■ EXERCISE DETAILS ■
Output the material below in full, exactly as it is.

[Source data]
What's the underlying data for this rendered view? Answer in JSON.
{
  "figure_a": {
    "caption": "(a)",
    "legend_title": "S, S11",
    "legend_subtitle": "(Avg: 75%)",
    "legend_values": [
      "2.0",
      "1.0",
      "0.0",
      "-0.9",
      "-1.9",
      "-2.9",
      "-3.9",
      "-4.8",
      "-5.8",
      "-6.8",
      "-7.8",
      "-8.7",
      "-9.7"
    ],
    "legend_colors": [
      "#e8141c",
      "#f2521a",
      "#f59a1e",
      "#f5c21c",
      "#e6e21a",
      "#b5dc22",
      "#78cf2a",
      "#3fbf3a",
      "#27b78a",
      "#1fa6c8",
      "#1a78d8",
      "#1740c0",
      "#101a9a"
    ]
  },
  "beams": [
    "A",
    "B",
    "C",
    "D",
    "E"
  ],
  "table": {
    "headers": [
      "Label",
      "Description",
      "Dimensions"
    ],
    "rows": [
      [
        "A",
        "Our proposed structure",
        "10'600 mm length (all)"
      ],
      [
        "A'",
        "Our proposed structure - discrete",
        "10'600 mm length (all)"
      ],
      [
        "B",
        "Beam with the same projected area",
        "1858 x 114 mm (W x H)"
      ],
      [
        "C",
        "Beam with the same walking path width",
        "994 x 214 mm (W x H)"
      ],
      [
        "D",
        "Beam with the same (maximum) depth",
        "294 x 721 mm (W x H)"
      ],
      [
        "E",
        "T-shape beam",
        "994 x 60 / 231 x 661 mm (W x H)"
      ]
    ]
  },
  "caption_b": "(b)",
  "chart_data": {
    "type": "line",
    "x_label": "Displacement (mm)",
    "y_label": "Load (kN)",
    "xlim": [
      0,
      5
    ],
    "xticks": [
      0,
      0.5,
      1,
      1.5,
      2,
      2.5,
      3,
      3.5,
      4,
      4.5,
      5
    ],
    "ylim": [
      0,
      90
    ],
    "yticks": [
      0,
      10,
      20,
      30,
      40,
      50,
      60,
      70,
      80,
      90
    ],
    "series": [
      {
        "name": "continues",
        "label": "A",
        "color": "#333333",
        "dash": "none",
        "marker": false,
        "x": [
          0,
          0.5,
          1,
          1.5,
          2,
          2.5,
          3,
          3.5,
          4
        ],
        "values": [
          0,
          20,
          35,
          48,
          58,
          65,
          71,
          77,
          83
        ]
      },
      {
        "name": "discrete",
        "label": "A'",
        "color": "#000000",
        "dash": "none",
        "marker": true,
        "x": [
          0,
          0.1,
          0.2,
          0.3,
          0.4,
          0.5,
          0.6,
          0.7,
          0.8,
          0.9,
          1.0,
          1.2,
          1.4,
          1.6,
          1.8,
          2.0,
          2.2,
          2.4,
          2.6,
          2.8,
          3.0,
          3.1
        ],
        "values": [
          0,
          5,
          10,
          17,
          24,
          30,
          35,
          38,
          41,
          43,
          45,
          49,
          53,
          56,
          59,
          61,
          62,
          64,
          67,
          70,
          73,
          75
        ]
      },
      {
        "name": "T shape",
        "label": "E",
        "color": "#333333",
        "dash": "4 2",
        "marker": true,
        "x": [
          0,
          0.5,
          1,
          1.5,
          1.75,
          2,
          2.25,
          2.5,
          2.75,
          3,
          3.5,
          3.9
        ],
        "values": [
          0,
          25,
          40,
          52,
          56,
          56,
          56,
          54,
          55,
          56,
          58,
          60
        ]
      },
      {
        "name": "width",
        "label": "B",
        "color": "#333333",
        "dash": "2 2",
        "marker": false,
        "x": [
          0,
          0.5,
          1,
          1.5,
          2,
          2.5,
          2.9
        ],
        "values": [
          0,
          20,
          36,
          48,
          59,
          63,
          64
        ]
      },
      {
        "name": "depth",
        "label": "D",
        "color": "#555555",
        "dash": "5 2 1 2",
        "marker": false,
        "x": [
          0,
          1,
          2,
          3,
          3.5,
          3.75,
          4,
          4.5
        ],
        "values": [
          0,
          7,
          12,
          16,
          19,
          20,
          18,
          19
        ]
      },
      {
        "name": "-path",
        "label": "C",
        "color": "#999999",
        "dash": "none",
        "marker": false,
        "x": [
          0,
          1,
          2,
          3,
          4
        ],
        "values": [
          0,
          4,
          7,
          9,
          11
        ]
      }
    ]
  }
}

■ FULL OUTPUT ■
What's the underlying data for this rendered view? Answer in JSON.
{
  "figure_a": {
    "caption": "(a)",
    "legend_title": "S, S11",
    "legend_subtitle": "(Avg: 75%)",
    "legend_values": [
      "2.0",
      "1.0",
      "0.0",
      "-0.9",
      "-1.9",
      "-2.9",
      "-3.9",
      "-4.8",
      "-5.8",
      "-6.8",
      "-7.8",
      "-8.7",
      "-9.7"
    ],
    "legend_colors": [
      "#e8141c",
      "#f2521a",
      "#f59a1e",
      "#f5c21c",
      "#e6e21a",
      "#b5dc22",
      "#78cf2a",
      "#3fbf3a",
      "#27b78a",
      "#1fa6c8",
      "#1a78d8",
      "#1740c0",
      "#101a9a"
    ]
  },
  "beams": [
    "A",
    "B",
    "C",
    "D",
    "E"
  ],
  "table": {
    "headers": [
      "Label",
      "Description",
      "Dimensions"
    ],
    "rows": [
      [
        "A",
        "Our proposed structure",
        "10'600 mm length (all)"
      ],
      [
        "A'",
        "Our proposed structure - discrete",
        "10'600 mm length (all)"
      ],
      [
        "B",
        "Beam with the same projected area",
        "1858 x 114 mm (W x H)"
      ],
      [
        "C",
        "Beam with the same walking path width",
        "994 x 214 mm (W x H)"
      ],
      [
        "D",
        "Beam with the same (maximum) depth",
        "294 x 721 mm (W x H)"
      ],
      [
        "E",
        "T-shape beam",
        "994 x 60 / 231 x 661 mm (W x H)"
      ]
    ]
  },
  "caption_b": "(b)",
  "chart_data": {
    "type": "line",
    "x_label": "Displacement (mm)",
    "y_label": "Load (kN)",
    "xlim": [
      0,
      5
    ],
    "xticks": [
      0,
      0.5,
      1,
      1.5,
      2,
      2.5,
      3,
      3.5,
      4,
      4.5,
      5
    ],
    "ylim": [
      0,
      90
    ],
    "yticks": [
      0,
      10,
      20,
      30,
      40,
      50,
      60,
      70,
      80,
      90
    ],
    "series": [
      {
        "name": "continues",
        "label": "A",
        "color": "#333333",
        "dash": "none",
        "marker": false,
        "x": [
          0,
          0.5,
          1,
          1.5,
          2,
          2.5,
          3,
          3.5,
          4
        ],
        "values": [
          0,
          20,
          35,
          48,
          58,
          65,
          71,
          77,
          83
        ]
      },
      {
        "name": "discrete",
        "label": "A'",
        "color": "#000000",
        "dash": "none",
        "marker": true,
        "x": [
          0,
          0.1,
          0.2,
          0.3,
          0.4,
          0.5,
          0.6,
          0.7,
          0.8,
          0.9,
          1.0,
          1.2,
          1.4,
          1.6,
          1.8,
          2.0,
          2.2,
          2.4,
          2.6,
          2.8,
          3.0,
          3.1
        ],
        "values": [
          0,
          5,
          10,
          17,
          24,
          30,
          35,
          38,
          41,
          43,
          45,
          49,
          53,
          56,
          59,
          61,
          62,
          64,
          67,
          70,
          73,
          75
        ]
      },
      {
        "name": "T shape",
        "label": "E",
        "color": "#333333",
        "dash": "4 2",
        "marker": true,
        "x": [
          0,
          0.5,
          1,
          1.5,
          1.75,
          2,
          2.25,
          2.5,
          2.75,
          3,
          3.5,
          3.9
        ],
        "values": [
          0,
          25,
          40,
          52,
          56,
          56,
          56,
          54,
          55,
          56,
          58,
          60
        ]
      },
      {
        "name": "width",
        "label": "B",
        "color": "#333333",
        "dash": "2 2",
        "marker": false,
        "x": [
          0,
          0.5,
          1,
          1.5,
          2,
          2.5,
          2.9
        ],
        "values": [
          0,
          20,
          36,
          48,
          59,
          63,
          64
        ]
      },
      {
        "name": "depth",
        "label": "D",
        "color": "#555555",
        "dash": "5 2 1 2",
        "marker": false,
        "x": [
          0,
          1,
          2,
          3,
          3.5,
          3.75,
          4,
          4.5
        ],
        "values": [
          0,
          7,
          12,
          16,
          19,
          20,
          18,
          19
        ]
      },
      {
        "name": "-path",
        "label": "C",
        "color": "#999999",
        "dash": "none",
        "marker": false,
        "x": [
          0,
          1,
          2,
          3,
          4
        ],
        "values": [
          0,
          4,
          7,
          9,
          11
        ]
      }
    ]
  }
}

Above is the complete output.